* [Extracted data entries]
^^^^^^^^

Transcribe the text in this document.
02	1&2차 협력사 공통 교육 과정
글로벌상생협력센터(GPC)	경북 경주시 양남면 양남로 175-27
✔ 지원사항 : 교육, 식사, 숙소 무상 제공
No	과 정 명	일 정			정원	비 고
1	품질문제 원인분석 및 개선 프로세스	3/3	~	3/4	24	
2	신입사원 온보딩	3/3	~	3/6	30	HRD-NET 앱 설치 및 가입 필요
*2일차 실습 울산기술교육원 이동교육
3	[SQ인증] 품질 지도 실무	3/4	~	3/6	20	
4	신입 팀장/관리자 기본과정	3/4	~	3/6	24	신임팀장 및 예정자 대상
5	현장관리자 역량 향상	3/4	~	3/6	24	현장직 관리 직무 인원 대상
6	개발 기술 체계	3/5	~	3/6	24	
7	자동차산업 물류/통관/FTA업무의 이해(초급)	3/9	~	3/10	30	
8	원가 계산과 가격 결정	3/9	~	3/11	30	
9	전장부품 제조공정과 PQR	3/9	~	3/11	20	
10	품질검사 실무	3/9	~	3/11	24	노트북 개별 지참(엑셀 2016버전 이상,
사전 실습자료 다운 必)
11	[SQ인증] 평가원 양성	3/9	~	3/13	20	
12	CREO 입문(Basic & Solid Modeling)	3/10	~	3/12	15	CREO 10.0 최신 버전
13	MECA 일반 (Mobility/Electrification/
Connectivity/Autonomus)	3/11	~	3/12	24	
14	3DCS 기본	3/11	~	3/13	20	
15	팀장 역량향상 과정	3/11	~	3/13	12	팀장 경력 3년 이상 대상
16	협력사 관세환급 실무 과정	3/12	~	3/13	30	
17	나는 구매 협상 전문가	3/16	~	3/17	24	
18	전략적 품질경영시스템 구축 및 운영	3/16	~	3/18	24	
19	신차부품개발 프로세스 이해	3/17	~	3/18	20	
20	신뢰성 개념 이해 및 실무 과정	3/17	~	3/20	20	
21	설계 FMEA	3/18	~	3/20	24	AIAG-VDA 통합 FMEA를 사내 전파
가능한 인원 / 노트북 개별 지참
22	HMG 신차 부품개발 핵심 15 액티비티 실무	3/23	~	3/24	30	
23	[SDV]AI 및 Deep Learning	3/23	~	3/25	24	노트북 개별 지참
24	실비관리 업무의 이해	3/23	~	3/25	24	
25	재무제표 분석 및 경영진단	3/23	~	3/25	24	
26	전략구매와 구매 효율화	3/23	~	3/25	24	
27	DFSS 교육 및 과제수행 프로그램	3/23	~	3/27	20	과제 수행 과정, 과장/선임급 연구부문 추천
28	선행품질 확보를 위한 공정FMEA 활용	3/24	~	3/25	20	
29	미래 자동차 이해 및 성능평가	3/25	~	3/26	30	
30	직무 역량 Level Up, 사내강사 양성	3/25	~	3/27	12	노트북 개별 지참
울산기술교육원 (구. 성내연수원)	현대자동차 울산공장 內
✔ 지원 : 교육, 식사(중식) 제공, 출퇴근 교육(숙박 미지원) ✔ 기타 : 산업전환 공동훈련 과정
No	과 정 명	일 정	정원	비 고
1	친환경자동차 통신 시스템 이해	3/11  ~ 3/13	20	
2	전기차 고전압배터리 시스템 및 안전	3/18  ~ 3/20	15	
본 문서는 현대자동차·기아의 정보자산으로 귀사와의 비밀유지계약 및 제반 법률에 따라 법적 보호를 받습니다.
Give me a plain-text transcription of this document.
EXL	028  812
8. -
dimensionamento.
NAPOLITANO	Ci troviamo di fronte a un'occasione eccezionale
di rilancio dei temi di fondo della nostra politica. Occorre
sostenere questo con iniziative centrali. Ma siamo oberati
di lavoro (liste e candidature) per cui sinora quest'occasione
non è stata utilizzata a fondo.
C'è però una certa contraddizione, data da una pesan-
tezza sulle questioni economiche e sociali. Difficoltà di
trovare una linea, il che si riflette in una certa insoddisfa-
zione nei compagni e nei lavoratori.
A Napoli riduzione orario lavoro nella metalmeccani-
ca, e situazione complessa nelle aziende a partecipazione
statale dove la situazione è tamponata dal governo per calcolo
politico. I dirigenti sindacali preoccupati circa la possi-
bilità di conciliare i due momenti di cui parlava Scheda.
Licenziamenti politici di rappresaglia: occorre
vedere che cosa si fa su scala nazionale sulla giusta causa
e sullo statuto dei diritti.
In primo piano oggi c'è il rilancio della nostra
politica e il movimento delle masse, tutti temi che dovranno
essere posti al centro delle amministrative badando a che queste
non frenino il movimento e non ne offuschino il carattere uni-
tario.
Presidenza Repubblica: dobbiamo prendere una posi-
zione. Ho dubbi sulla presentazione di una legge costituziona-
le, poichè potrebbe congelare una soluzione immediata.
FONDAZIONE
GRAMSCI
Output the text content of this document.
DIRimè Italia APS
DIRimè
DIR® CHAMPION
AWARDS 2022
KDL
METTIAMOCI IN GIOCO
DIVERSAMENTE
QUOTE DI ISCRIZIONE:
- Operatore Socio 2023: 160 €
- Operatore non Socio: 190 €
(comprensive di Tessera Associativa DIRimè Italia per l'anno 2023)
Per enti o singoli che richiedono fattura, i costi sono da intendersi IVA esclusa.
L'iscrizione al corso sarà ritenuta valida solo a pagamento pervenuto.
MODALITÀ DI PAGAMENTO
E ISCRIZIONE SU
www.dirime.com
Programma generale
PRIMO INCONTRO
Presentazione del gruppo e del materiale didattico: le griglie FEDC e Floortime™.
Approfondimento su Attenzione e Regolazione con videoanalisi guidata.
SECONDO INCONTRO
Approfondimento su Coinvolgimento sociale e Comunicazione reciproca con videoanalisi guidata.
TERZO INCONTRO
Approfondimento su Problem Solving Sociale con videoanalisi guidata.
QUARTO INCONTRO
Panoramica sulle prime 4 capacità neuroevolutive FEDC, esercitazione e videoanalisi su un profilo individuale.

^^^^^^^^

* [What is required]
Within the listing above, find every line containing the string "situazione" and return it.

* [Solution]
ca, e situazione complessa nelle aziende a partecipazione
statale dove la situazione è tamponata dal governo per calcolo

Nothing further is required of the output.